Exercise prompt: In the records below, pick out all lines containing the word "Liquid".

Records provided:
::::::

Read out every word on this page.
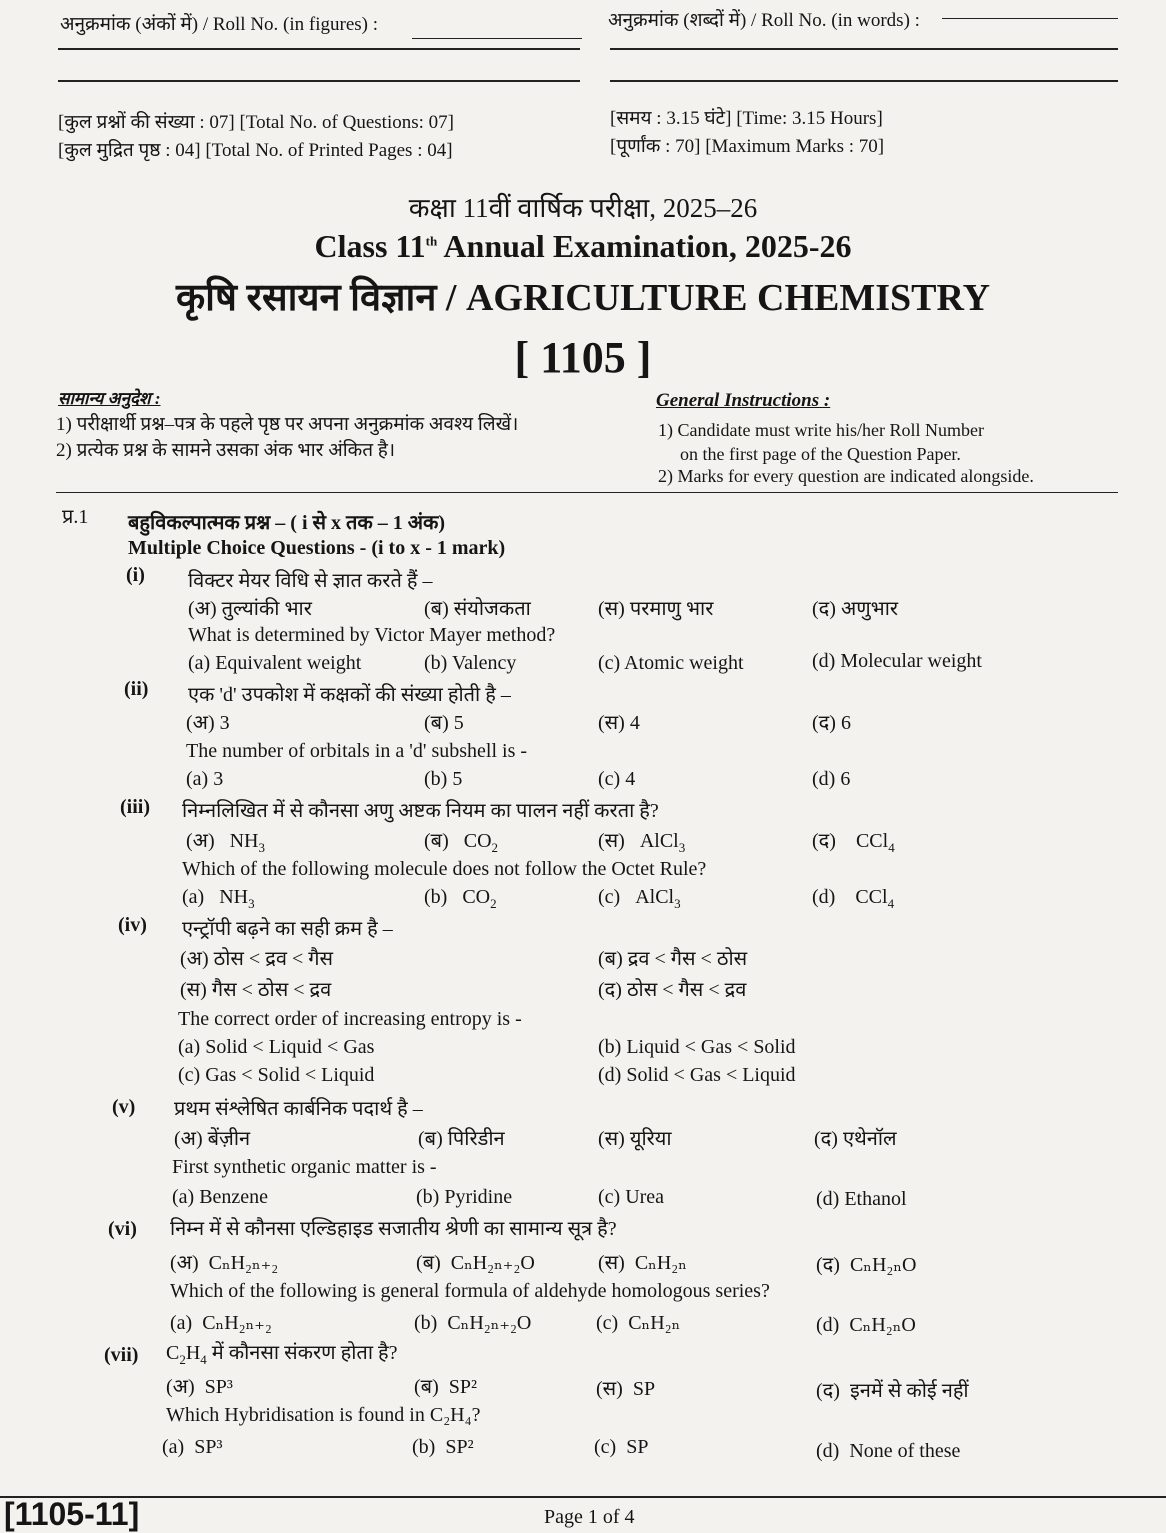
अनुक्रमांक (अंकों में) / Roll No. (in figures) :	अनुक्रमांक (शब्दों में) / Roll No. (in words) :
[कुल प्रश्नों की संख्या : 07] [Total No. of Questions: 07]
[कुल मुद्रित पृष्ठ : 04] [Total No. of Printed Pages : 04]
[समय : 3.15 घंटे] [Time: 3.15 Hours]
[पूर्णांक : 70] [Maximum Marks : 70]
कक्षा 11वीं वार्षिक परीक्षा, 2025–26
Class 11th Annual Examination, 2025-26
कृषि रसायन विज्ञान / AGRICULTURE CHEMISTRY
[ 1105 ]
सामान्य अनुदेश :
1) परीक्षार्थी प्रश्न–पत्र के पहले पृष्ठ पर अपना अनुक्रमांक अवश्य लिखें।
2) प्रत्येक प्रश्न के सामने उसका अंक भार अंकित है।
General Instructions :
1) Candidate must write his/her Roll Number
on the first page of the Question Paper.
2) Marks for every question are indicated alongside.
प्र.1 बहुविकल्पात्मक प्रश्न – ( i से x तक – 1 अंक)
Multiple Choice Questions - (i to x - 1 mark)
(i) विक्टर मेयर विधि से ज्ञात करते हैं –
(अ) तुल्यांकी भार	(ब) संयोजकता	(स) परमाणु भार	(द) अणुभार
What is determined by Victor Mayer method?
(a) Equivalent weight	(b) Valency	(c) Atomic weight	(d) Molecular weight
(ii) एक 'd' उपकोश में कक्षकों की संख्या होती है –
(अ) 3	(ब) 5	(स) 4	(द) 6
The number of orbitals in a 'd' subshell is -
(a) 3	(b) 5	(c) 4	(d) 6
(iii) निम्नलिखित में से कौनसा अणु अष्टक नियम का पालन नहीं करता है?
(अ) $NH_3$	(ब) $CO_2$	(स) AlCl$_3$	(द) CCl$_4$
Which of the following molecule does not follow the Octet Rule?
(a) $NH_3$	(b) $CO_2$	(c) AlCl$_3$	(d) CCl$_4$
(iv) एन्ट्रॉपी बढ़ने का सही क्रम है –
(अ) ठोस < द्रव < गैस	(ब) द्रव < गैस < ठोस
(स) गैस < ठोस < द्रव	(द) ठोस < गैस < द्रव
The correct order of increasing entropy is -
(a) Solid < Liquid < Gas	(b) Liquid < Gas < Solid
(c) Gas < Solid < Liquid	(d) Solid < Gas < Liquid
(v) प्रथम संश्लेषित कार्बनिक पदार्थ है –
(अ) बेंज़ीन	(ब) पिरिडीन	(स) यूरिया	(द) एथेनॉल
First synthetic organic matter is -
(a) Benzene	(b) Pyridine	(c) Urea	(d) Ethanol
(vi) निम्न में से कौनसा एल्डिहाइड सजातीय श्रेणी का सामान्य सूत्र है?
(अ) CₙH₂ₙ₊₂	(ब) CₙH₂ₙ₊₂O	(स) CₙH₂ₙ	(द) CₙH₂ₙO
Which of the following is general formula of aldehyde homologous series?
(a) CₙH₂ₙ₊₂	(b) CₙH₂ₙ₊₂O	(c) CₙH₂ₙ	(d) CₙH₂ₙO
(vii) $C_2H_4$ में कौनसा संकरण होता है?
(अ) SP³	(ब) SP²	(स) SP	(द) इनमें से कोई नहीं
Which Hybridisation is found in C₂H₄?
(a) SP³	(b) SP²	(c) SP	(d) None of these
[1105-11]	Page 1 of 4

::::::

Worked solution:
(a) Solid < Liquid < Gas	(b) Liquid < Gas < Solid
(c) Gas < Solid < Liquid	(d) Solid < Gas < Liquid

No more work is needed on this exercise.